> What to work on: Look over the entries that follow and work out how many lines contain "понимает". State the number only.

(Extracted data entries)
start

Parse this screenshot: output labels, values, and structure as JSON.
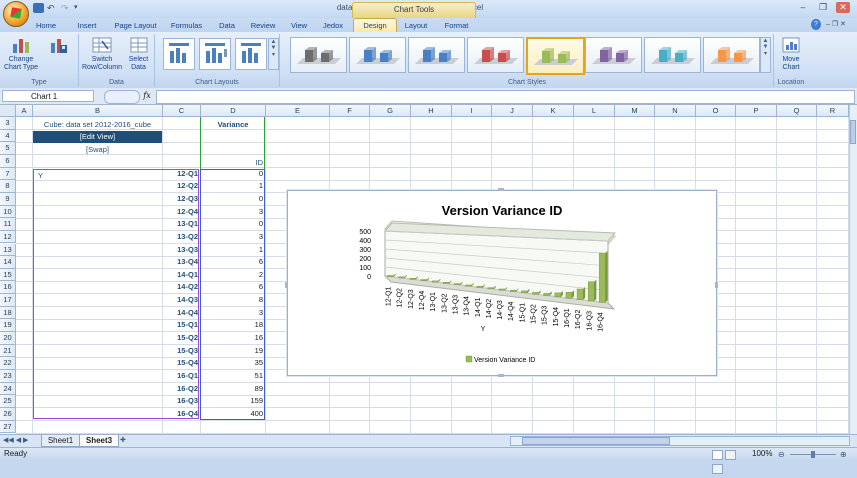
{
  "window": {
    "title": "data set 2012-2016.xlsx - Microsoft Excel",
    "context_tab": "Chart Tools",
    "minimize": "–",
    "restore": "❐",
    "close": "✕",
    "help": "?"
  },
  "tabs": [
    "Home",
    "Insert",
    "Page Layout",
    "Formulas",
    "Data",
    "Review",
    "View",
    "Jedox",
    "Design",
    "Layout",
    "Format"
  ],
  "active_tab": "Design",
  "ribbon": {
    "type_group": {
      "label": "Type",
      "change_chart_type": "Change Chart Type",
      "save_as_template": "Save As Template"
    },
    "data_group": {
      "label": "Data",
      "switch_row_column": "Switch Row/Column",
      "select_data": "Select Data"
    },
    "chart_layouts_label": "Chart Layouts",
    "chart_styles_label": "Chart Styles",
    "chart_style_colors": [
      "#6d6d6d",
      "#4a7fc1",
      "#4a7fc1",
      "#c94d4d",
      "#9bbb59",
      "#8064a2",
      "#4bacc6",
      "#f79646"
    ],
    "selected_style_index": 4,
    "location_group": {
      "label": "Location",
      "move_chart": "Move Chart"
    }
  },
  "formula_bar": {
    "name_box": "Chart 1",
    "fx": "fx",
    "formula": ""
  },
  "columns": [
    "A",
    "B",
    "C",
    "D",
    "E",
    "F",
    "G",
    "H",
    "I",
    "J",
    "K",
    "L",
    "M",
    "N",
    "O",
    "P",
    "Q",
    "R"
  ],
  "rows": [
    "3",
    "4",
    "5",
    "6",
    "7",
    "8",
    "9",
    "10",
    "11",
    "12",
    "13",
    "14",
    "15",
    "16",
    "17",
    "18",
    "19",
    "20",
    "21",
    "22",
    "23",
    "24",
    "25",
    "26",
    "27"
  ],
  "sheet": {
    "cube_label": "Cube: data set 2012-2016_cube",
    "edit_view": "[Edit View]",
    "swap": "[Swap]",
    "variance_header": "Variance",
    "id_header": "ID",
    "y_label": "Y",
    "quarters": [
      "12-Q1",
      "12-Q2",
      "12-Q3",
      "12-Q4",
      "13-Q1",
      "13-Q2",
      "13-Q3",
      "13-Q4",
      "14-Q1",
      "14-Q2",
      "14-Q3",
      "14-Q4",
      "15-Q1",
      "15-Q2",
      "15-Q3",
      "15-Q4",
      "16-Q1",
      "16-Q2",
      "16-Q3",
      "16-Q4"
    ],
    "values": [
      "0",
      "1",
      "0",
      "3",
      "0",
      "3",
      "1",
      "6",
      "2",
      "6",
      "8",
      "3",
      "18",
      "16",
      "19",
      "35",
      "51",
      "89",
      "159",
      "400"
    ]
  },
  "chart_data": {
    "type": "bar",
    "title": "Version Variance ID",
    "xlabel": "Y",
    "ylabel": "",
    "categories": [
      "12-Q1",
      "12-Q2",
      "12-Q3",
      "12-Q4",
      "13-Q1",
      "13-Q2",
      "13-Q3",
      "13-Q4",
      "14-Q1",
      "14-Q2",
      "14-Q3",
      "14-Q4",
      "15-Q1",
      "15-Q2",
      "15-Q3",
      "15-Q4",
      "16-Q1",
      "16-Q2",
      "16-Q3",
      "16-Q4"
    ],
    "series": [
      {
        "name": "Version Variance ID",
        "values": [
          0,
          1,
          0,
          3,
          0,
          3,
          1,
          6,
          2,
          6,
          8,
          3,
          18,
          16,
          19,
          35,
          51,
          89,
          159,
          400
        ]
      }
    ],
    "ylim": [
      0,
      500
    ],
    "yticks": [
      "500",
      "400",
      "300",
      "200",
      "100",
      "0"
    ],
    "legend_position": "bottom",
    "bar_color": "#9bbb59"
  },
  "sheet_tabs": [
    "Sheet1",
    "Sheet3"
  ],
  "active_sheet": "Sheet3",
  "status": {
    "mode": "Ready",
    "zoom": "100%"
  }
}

end
start

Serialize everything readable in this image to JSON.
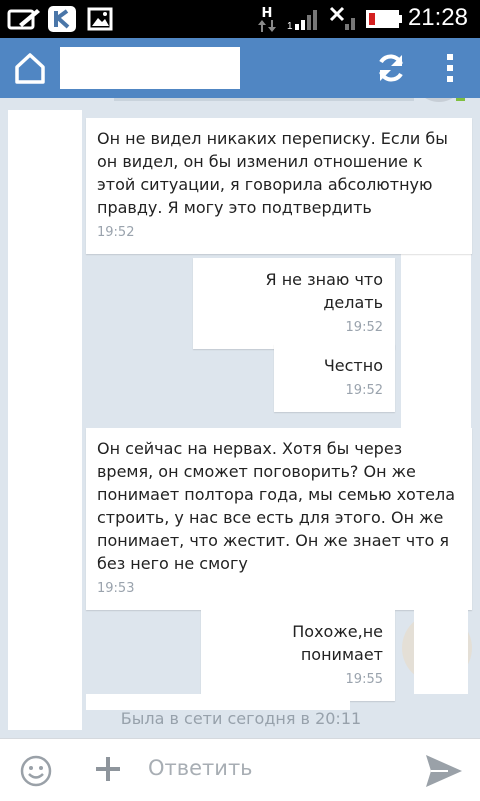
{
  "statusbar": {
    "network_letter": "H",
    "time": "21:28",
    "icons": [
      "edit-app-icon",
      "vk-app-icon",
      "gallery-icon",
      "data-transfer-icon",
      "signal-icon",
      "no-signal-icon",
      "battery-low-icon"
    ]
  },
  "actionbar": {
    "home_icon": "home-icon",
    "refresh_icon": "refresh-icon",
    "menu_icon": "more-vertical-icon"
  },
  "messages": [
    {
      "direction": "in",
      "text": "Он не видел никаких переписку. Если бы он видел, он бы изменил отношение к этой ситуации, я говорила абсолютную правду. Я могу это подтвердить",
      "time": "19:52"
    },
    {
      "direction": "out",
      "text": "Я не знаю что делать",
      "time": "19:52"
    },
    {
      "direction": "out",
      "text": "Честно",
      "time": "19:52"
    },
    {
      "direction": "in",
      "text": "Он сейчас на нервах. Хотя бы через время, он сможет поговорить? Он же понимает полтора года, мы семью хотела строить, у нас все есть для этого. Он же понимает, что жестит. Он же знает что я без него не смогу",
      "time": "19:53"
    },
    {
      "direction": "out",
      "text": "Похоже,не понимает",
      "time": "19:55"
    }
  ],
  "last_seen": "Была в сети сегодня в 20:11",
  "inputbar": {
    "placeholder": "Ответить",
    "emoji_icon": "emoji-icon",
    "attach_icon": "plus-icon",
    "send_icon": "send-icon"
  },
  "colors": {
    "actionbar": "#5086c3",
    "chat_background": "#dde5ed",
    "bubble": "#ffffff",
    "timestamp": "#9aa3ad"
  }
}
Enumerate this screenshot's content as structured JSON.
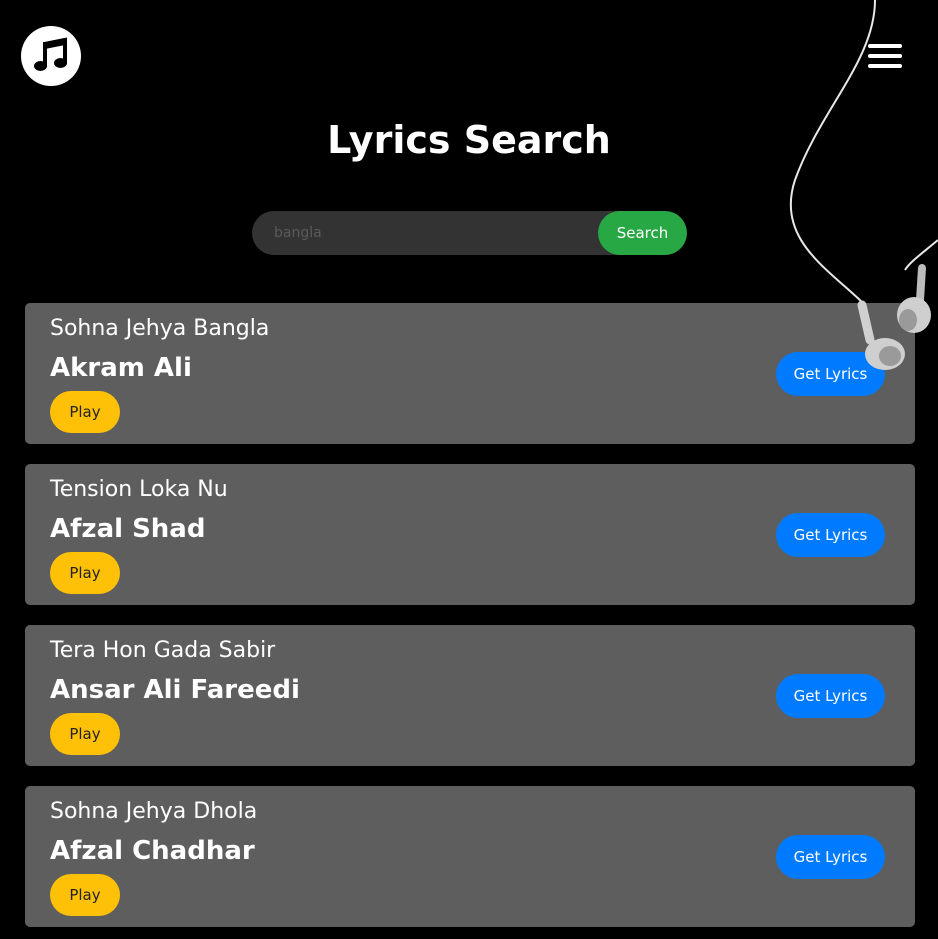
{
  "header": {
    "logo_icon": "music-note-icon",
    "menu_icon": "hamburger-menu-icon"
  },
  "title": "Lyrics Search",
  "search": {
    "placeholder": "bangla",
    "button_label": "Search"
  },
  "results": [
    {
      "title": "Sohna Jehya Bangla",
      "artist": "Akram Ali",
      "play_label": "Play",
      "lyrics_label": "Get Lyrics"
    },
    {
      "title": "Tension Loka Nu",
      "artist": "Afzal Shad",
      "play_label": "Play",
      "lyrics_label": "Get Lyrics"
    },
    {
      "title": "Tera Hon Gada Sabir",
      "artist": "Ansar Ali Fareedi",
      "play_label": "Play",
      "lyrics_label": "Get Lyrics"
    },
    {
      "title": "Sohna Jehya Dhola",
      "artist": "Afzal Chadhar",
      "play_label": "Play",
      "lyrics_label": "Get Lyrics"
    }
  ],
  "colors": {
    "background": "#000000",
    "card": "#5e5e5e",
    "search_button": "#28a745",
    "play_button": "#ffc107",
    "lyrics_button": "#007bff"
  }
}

end

> Output below: 2